■ **練習題目**:
(1) 在 CF504E 題解中，查詢樹上 k 級祖先時，用什麼方法做到 O(1)？
(2) 請接續 CF504E 題解的程式碼，從最後一行之後繼續寫下去。

■ **閱讀節選**:
- - - - - - -

原題面夠簡潔了：CF504E Misha and LCP on Tree

考慮經典套路二分+雜湊，雜湊先正著反著預處理一遍， check 時看當前答案 mid 落在哪條路徑的哪個點上，然後一通加減即可。

首先 \(m \log n\) 用來求 \(LCA\) 與 二分，瓶頸在 check 。又因為其是找樹上 k 級祖先，就用長剖做到 \(O(1)\) 查詢。

總複雜度 \(O((n + m) \log n\) 。麻了，模數寫 33333331 被卡了，但是改成 998244353 卻沒事了，不應該是前者挺小眾麼（......

#include <cstdio>
#include <algorithm>
#include <vector>
#define pb push_back
using namespace std;
typedef long long LL;
int read() {
    char ch = getchar();
    int x = 0, pd = 0;
    while (ch < '0' || ch > '9')
        pd ^= ch == '-', ch = getchar();
    while ('0' <= ch && ch <= '9')
        x = x*10+(ch^48), ch = getchar();
    return pd ? -x : x;
}
#define mod 33333331
#define base 26
int add(int x, int y) { return x + y < mod ? x + y : x + y - mod; }
int mul(int x, int y) { return 1ll * x * y % mod; }
int Pow(int x, int y) {
    int res = 1;
    for (; y; y >>= 1, x = mul(x, x))

- - - - - - -

[空間標註條目]
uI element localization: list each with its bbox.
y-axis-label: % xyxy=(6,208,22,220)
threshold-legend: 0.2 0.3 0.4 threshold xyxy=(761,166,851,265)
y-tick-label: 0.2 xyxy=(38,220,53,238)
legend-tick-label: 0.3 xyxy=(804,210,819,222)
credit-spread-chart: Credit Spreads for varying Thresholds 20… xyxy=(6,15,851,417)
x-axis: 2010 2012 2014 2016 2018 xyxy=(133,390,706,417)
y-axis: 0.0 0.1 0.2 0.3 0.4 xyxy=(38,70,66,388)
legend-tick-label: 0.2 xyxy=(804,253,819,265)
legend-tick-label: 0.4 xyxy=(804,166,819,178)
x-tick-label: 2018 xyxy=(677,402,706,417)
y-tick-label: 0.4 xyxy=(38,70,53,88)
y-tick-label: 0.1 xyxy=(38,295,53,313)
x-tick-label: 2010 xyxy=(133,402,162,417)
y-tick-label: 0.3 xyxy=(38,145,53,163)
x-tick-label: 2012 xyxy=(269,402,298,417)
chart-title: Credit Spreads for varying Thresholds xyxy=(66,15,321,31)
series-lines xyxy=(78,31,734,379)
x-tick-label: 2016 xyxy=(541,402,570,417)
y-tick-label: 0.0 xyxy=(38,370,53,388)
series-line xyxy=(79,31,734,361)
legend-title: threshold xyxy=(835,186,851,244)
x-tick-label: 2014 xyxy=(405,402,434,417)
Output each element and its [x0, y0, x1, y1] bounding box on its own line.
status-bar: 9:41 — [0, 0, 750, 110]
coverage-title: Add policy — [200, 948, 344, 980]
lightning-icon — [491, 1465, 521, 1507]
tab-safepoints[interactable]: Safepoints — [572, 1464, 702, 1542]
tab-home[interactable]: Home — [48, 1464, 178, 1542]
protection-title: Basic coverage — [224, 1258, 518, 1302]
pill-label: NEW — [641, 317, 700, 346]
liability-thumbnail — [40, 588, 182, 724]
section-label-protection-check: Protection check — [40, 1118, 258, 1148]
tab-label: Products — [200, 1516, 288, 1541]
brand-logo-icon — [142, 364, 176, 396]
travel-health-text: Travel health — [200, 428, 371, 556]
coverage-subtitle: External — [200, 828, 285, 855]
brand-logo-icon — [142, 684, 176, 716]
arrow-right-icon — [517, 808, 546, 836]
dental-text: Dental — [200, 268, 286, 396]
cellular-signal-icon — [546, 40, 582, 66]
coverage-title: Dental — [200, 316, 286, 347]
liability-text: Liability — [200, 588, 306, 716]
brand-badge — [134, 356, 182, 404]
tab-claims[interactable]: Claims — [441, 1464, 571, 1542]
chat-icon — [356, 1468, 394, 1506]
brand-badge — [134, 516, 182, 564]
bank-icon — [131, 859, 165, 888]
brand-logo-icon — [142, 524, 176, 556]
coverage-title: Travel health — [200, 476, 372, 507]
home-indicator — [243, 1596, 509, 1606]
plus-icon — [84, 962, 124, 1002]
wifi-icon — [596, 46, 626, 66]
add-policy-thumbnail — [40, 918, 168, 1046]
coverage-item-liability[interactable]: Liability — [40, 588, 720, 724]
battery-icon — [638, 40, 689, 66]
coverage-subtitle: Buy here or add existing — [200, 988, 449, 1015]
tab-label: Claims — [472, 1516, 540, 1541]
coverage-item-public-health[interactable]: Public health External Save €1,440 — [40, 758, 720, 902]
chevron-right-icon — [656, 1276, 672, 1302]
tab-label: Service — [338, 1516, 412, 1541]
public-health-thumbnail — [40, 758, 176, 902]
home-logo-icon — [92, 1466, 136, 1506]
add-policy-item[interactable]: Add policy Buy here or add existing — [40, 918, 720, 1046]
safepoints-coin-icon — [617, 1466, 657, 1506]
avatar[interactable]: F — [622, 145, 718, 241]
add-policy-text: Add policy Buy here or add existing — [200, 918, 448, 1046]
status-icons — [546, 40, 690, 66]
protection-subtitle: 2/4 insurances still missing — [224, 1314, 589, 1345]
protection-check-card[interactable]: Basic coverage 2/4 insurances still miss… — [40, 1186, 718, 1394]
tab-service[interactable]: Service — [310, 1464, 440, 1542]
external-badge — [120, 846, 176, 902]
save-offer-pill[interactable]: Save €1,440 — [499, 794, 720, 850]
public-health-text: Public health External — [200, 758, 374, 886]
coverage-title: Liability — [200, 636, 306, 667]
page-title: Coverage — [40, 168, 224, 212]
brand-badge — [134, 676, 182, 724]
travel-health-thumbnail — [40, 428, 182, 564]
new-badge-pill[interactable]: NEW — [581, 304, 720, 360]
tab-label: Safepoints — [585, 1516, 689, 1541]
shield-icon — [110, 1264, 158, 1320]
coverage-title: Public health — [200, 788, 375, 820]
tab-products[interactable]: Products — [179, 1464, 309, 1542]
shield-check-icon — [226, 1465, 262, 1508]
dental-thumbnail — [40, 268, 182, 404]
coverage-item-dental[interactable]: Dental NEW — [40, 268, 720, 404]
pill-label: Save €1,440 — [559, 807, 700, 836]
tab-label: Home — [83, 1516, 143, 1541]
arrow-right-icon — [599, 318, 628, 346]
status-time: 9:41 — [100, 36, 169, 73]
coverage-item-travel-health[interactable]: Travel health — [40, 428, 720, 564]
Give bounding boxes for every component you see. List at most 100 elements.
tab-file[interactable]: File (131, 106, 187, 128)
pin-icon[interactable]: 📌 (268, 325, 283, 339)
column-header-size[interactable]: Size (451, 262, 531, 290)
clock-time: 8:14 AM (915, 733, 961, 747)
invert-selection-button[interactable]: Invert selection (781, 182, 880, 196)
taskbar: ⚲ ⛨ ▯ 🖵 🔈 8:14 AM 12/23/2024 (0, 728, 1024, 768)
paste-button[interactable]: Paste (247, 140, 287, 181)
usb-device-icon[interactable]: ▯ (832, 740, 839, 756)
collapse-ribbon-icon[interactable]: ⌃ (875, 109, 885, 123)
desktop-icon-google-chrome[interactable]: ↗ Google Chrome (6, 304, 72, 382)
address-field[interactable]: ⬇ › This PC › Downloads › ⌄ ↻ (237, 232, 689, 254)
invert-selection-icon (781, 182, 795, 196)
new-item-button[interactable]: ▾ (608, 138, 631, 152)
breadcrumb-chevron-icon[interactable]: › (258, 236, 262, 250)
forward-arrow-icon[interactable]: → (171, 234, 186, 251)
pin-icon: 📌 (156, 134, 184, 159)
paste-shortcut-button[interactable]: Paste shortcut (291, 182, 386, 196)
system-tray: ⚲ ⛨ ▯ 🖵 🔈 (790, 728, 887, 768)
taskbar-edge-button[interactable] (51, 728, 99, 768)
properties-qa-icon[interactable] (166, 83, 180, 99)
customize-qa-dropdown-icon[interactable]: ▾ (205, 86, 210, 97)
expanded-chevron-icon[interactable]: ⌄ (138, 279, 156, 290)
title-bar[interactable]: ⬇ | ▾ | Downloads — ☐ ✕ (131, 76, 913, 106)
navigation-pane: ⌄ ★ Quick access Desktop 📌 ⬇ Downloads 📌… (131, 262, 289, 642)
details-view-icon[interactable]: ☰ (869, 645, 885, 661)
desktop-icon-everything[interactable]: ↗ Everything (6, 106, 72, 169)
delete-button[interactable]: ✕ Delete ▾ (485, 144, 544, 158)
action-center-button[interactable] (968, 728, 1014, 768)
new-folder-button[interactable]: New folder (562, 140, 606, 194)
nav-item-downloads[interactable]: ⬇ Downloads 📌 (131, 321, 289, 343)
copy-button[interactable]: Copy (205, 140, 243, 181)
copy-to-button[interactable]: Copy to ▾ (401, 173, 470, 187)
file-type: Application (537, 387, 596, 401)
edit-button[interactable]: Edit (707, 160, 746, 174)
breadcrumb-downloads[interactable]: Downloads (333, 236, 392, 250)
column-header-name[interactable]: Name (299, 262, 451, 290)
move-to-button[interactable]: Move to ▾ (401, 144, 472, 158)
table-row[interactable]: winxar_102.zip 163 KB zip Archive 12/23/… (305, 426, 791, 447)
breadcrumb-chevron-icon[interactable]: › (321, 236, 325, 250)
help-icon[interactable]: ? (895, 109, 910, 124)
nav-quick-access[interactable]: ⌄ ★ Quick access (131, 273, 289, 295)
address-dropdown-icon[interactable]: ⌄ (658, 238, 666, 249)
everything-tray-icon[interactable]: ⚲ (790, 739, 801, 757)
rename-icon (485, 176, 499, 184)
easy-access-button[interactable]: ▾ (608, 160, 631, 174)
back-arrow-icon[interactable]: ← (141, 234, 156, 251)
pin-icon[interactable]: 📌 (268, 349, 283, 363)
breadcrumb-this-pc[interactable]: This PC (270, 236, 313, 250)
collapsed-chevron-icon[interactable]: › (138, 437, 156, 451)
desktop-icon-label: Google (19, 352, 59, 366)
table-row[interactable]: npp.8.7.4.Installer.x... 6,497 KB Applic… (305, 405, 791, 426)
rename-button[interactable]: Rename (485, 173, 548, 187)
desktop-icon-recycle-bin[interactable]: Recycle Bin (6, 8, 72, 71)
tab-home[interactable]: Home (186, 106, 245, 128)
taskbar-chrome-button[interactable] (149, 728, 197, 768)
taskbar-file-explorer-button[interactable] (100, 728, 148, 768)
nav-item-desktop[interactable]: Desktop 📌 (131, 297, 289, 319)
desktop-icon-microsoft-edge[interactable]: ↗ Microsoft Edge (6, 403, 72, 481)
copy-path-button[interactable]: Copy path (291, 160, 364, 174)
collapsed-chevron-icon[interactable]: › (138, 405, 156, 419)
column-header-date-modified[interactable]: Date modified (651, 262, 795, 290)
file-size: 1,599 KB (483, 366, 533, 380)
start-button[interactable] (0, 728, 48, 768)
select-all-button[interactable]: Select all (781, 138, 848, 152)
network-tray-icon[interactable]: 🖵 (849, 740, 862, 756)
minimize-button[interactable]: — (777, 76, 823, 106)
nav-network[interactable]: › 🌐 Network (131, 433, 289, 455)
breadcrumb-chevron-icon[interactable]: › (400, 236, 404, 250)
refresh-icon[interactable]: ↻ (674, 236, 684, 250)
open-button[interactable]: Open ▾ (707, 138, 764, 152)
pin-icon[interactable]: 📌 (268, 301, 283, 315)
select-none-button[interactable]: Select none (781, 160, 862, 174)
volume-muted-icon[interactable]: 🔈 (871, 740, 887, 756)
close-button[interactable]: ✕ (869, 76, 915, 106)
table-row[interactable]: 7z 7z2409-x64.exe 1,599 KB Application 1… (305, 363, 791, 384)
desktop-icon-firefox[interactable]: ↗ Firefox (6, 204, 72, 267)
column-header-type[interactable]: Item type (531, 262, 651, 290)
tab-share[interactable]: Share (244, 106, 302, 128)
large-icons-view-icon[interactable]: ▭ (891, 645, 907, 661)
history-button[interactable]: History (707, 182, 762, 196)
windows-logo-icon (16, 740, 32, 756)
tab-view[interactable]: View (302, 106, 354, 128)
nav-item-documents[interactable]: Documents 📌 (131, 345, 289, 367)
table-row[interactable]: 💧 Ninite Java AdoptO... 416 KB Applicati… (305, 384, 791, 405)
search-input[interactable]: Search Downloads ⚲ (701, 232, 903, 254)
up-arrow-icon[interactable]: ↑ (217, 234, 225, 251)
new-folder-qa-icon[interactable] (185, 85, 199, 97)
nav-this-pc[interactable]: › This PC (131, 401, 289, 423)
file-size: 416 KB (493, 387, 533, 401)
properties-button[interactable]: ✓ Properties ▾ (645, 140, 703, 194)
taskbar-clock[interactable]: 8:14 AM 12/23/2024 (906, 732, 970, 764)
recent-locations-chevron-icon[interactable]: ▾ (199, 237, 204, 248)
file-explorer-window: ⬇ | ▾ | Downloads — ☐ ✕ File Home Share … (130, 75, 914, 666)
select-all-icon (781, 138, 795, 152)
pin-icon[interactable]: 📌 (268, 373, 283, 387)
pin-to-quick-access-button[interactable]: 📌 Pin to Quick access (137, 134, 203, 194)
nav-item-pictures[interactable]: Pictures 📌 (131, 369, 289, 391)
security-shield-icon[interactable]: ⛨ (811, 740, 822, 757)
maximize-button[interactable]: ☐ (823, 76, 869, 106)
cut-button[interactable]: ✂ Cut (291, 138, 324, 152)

- - - - - - -

■ **參考答案**:
(1) 用長剖做到 O(1) 查詢。

(2)
        if (y & 1) res = mul(res, x);
    return res;
}
const int maxn = 300005;
int p[maxn], invp[maxn];
void pre() {
    p[0] = 1;
    for (int i = 1; i <= maxn - 3; i++) p[i] = mul(p[i - 1], base);
    invp[0] = 1, invp[1] = Pow(base, mod - 2);
    for (int i = 2; i <= maxn - 3; i++) invp[i] = mul(invp[i - 1], invp[1]);
}
int n, m;
char s[maxn];
vector<int> to[maxn];
int lg[maxn], fa[maxn][20], d[maxn], son[maxn], mxd[maxn];
int h1[maxn], h2[maxn];
void dfs1(int u) {
    h1[u] = add(h1[u], mul(s[u] - 'a', p[d[u]])), h2[u] = add(h2[u], s[u] - 'a');
    mxd[u] = d[u];
    for (int i = 1; i < 19; i++) fa[u][i] = fa[fa[u][i - 1]][i - 1];
    for (int v : to[u]) if (v != fa[u][0]) {
        d[v] = d[u] + 1, h1[v] = h1[u], h2[v] = mul(h2[u], base);
        fa[v][0] = u, dfs1(v);
        if (mxd[v] > mxd[son[u]]) son[u] = v;
        mxd[u] = max(mxd[u], mxd[v]);
    }
}
int top[maxn];
vector<int> U[maxn], D[maxn];
void dfs2(int u, int t) {
    top[u] = t;
    if (son[u]) dfs2(son[u], t);
    else return;
    for (int v : to[u]) if (v != son[u] && v != fa[u][0]) dfs2(v, v);
    if (t == u) {
        for (int i = u, j = 0; i && j <= mxd[u] - d[u]; i = fa[i][0], j++) U[u].pb(i);
        for (int i = u; i; i = son[i]) D[u].pb(i);
    }
}
int getlca(int x, int y) {
    if (d[x] > d[y]) swap(x, y);
    for (int i = d[y] - d[x]; i; i ^= 1 << lg[i]) y = y[fa][lg[i]];
    if (x == y) return x;
    for (int i = 18; i >= 0; i--)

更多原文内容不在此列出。